* [PROBLEM DETAILS]
The entries need to be copied exactly.

** START OF RECORDS **

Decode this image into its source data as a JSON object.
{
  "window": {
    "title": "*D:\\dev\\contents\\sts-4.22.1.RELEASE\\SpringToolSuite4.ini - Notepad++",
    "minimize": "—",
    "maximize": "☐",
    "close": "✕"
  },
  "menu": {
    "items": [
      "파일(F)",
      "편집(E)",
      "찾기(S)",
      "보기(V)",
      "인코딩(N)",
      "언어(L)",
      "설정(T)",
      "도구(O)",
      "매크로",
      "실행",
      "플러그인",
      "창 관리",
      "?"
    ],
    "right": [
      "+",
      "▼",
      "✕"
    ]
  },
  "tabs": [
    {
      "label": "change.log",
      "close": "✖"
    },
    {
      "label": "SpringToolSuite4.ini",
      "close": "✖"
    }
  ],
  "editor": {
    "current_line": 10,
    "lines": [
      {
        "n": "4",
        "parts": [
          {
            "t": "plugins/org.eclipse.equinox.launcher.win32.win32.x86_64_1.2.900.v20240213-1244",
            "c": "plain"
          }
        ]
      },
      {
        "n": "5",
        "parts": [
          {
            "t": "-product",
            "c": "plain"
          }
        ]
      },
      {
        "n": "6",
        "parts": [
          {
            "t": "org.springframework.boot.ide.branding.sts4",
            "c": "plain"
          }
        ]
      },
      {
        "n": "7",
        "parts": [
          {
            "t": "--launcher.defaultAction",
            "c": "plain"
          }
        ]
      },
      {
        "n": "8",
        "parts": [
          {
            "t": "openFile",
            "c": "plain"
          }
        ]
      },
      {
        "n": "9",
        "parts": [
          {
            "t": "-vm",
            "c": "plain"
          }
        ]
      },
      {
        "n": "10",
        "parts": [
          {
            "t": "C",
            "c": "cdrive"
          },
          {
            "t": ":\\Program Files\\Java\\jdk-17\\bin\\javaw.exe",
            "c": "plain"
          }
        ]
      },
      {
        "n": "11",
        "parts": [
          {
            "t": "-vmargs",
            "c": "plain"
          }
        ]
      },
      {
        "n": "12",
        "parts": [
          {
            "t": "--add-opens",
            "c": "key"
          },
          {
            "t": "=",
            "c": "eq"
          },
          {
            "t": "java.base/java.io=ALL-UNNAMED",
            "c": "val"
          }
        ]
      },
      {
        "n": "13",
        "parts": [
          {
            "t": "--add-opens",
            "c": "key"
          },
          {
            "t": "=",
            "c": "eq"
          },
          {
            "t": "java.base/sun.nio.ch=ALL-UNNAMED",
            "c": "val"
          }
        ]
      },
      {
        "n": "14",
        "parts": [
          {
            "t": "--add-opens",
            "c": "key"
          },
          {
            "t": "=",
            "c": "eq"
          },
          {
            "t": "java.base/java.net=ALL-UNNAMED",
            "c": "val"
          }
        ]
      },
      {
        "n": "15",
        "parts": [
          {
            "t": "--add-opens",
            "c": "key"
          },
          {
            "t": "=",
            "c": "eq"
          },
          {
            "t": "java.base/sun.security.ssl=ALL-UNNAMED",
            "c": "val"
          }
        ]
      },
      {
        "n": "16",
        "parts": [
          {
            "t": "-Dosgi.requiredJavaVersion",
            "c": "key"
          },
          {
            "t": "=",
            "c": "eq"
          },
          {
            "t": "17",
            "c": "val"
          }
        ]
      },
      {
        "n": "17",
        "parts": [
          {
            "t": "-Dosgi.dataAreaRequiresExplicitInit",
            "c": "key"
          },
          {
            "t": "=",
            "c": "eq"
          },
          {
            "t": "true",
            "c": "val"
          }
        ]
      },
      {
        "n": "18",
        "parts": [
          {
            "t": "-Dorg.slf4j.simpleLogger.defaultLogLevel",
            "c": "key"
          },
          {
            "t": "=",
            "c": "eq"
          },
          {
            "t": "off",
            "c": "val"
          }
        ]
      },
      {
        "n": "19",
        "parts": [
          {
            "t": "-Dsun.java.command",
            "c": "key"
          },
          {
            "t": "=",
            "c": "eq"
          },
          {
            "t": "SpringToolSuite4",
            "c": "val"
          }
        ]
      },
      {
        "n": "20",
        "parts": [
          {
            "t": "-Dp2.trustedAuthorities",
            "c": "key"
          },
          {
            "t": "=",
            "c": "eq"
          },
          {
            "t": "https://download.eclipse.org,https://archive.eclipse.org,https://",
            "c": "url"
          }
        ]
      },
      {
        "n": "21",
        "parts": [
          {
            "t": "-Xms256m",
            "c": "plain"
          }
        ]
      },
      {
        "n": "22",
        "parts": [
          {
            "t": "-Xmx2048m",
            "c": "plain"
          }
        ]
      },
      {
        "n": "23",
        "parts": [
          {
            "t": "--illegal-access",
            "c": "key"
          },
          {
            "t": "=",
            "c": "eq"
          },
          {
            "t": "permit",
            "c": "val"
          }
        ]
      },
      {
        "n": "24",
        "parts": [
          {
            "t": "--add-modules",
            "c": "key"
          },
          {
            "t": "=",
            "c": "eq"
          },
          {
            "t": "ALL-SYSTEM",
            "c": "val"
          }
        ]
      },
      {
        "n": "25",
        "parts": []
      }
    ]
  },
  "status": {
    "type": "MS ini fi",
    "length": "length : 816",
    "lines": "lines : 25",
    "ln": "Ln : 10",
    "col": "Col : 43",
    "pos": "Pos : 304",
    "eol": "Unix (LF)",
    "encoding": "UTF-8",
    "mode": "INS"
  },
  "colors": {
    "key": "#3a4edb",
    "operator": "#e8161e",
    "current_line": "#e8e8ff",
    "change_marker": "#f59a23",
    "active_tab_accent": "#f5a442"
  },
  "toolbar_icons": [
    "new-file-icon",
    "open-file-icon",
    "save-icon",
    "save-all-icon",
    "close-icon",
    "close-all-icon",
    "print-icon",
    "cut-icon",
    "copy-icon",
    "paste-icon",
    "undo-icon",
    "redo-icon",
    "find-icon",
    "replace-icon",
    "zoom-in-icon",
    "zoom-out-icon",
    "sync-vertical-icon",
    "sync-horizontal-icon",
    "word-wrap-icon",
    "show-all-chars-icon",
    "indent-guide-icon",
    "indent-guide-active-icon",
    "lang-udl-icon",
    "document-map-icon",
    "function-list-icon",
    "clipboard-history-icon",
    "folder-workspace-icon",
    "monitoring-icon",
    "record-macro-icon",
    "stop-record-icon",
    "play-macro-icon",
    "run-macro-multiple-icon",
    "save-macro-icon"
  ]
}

** END OF RECORDS **

* [FINISHED EXERCISE]
Decode this image into its source data as a JSON object.
{
  "window": {
    "title": "*D:\\dev\\contents\\sts-4.22.1.RELEASE\\SpringToolSuite4.ini - Notepad++",
    "minimize": "—",
    "maximize": "☐",
    "close": "✕"
  },
  "menu": {
    "items": [
      "파일(F)",
      "편집(E)",
      "찾기(S)",
      "보기(V)",
      "인코딩(N)",
      "언어(L)",
      "설정(T)",
      "도구(O)",
      "매크로",
      "실행",
      "플러그인",
      "창 관리",
      "?"
    ],
    "right": [
      "+",
      "▼",
      "✕"
    ]
  },
  "tabs": [
    {
      "label": "change.log",
      "close": "✖"
    },
    {
      "label": "SpringToolSuite4.ini",
      "close": "✖"
    }
  ],
  "editor": {
    "current_line": 10,
    "lines": [
      {
        "n": "4",
        "parts": [
          {
            "t": "plugins/org.eclipse.equinox.launcher.win32.win32.x86_64_1.2.900.v20240213-1244",
            "c": "plain"
          }
        ]
      },
      {
        "n": "5",
        "parts": [
          {
            "t": "-product",
            "c": "plain"
          }
        ]
      },
      {
        "n": "6",
        "parts": [
          {
            "t": "org.springframework.boot.ide.branding.sts4",
            "c": "plain"
          }
        ]
      },
      {
        "n": "7",
        "parts": [
          {
            "t": "--launcher.defaultAction",
            "c": "plain"
          }
        ]
      },
      {
        "n": "8",
        "parts": [
          {
            "t": "openFile",
            "c": "plain"
          }
        ]
      },
      {
        "n": "9",
        "parts": [
          {
            "t": "-vm",
            "c": "plain"
          }
        ]
      },
      {
        "n": "10",
        "parts": [
          {
            "t": "C",
            "c": "cdrive"
          },
          {
            "t": ":\\Program Files\\Java\\jdk-17\\bin\\javaw.exe",
            "c": "plain"
          }
        ]
      },
      {
        "n": "11",
        "parts": [
          {
            "t": "-vmargs",
            "c": "plain"
          }
        ]
      },
      {
        "n": "12",
        "parts": [
          {
            "t": "--add-opens",
            "c": "key"
          },
          {
            "t": "=",
            "c": "eq"
          },
          {
            "t": "java.base/java.io=ALL-UNNAMED",
            "c": "val"
          }
        ]
      },
      {
        "n": "13",
        "parts": [
          {
            "t": "--add-opens",
            "c": "key"
          },
          {
            "t": "=",
            "c": "eq"
          },
          {
            "t": "java.base/sun.nio.ch=ALL-UNNAMED",
            "c": "val"
          }
        ]
      },
      {
        "n": "14",
        "parts": [
          {
            "t": "--add-opens",
            "c": "key"
          },
          {
            "t": "=",
            "c": "eq"
          },
          {
            "t": "java.base/java.net=ALL-UNNAMED",
            "c": "val"
          }
        ]
      },
      {
        "n": "15",
        "parts": [
          {
            "t": "--add-opens",
            "c": "key"
          },
          {
            "t": "=",
            "c": "eq"
          },
          {
            "t": "java.base/sun.security.ssl=ALL-UNNAMED",
            "c": "val"
          }
        ]
      },
      {
        "n": "16",
        "parts": [
          {
            "t": "-Dosgi.requiredJavaVersion",
            "c": "key"
          },
          {
            "t": "=",
            "c": "eq"
          },
          {
            "t": "17",
            "c": "val"
          }
        ]
      },
      {
        "n": "17",
        "parts": [
          {
            "t": "-Dosgi.dataAreaRequiresExplicitInit",
            "c": "key"
          },
          {
            "t": "=",
            "c": "eq"
          },
          {
            "t": "true",
            "c": "val"
          }
        ]
      },
      {
        "n": "18",
        "parts": [
          {
            "t": "-Dorg.slf4j.simpleLogger.defaultLogLevel",
            "c": "key"
          },
          {
            "t": "=",
            "c": "eq"
          },
          {
            "t": "off",
            "c": "val"
          }
        ]
      },
      {
        "n": "19",
        "parts": [
          {
            "t": "-Dsun.java.command",
            "c": "key"
          },
          {
            "t": "=",
            "c": "eq"
          },
          {
            "t": "SpringToolSuite4",
            "c": "val"
          }
        ]
      },
      {
        "n": "20",
        "parts": [
          {
            "t": "-Dp2.trustedAuthorities",
            "c": "key"
          },
          {
            "t": "=",
            "c": "eq"
          },
          {
            "t": "https://download.eclipse.org,https://archive.eclipse.org,https://",
            "c": "url"
          }
        ]
      },
      {
        "n": "21",
        "parts": [
          {
            "t": "-Xms256m",
            "c": "plain"
          }
        ]
      },
      {
        "n": "22",
        "parts": [
          {
            "t": "-Xmx2048m",
            "c": "plain"
          }
        ]
      },
      {
        "n": "23",
        "parts": [
          {
            "t": "--illegal-access",
            "c": "key"
          },
          {
            "t": "=",
            "c": "eq"
          },
          {
            "t": "permit",
            "c": "val"
          }
        ]
      },
      {
        "n": "24",
        "parts": [
          {
            "t": "--add-modules",
            "c": "key"
          },
          {
            "t": "=",
            "c": "eq"
          },
          {
            "t": "ALL-SYSTEM",
            "c": "val"
          }
        ]
      },
      {
        "n": "25",
        "parts": []
      }
    ]
  },
  "status": {
    "type": "MS ini fi",
    "length": "length : 816",
    "lines": "lines : 25",
    "ln": "Ln : 10",
    "col": "Col : 43",
    "pos": "Pos : 304",
    "eol": "Unix (LF)",
    "encoding": "UTF-8",
    "mode": "INS"
  },
  "colors": {
    "key": "#3a4edb",
    "operator": "#e8161e",
    "current_line": "#e8e8ff",
    "change_marker": "#f59a23",
    "active_tab_accent": "#f5a442"
  },
  "toolbar_icons": [
    "new-file-icon",
    "open-file-icon",
    "save-icon",
    "save-all-icon",
    "close-icon",
    "close-all-icon",
    "print-icon",
    "cut-icon",
    "copy-icon",
    "paste-icon",
    "undo-icon",
    "redo-icon",
    "find-icon",
    "replace-icon",
    "zoom-in-icon",
    "zoom-out-icon",
    "sync-vertical-icon",
    "sync-horizontal-icon",
    "word-wrap-icon",
    "show-all-chars-icon",
    "indent-guide-icon",
    "indent-guide-active-icon",
    "lang-udl-icon",
    "document-map-icon",
    "function-list-icon",
    "clipboard-history-icon",
    "folder-workspace-icon",
    "monitoring-icon",
    "record-macro-icon",
    "stop-record-icon",
    "play-macro-icon",
    "run-macro-multiple-icon",
    "save-macro-icon"
  ]
}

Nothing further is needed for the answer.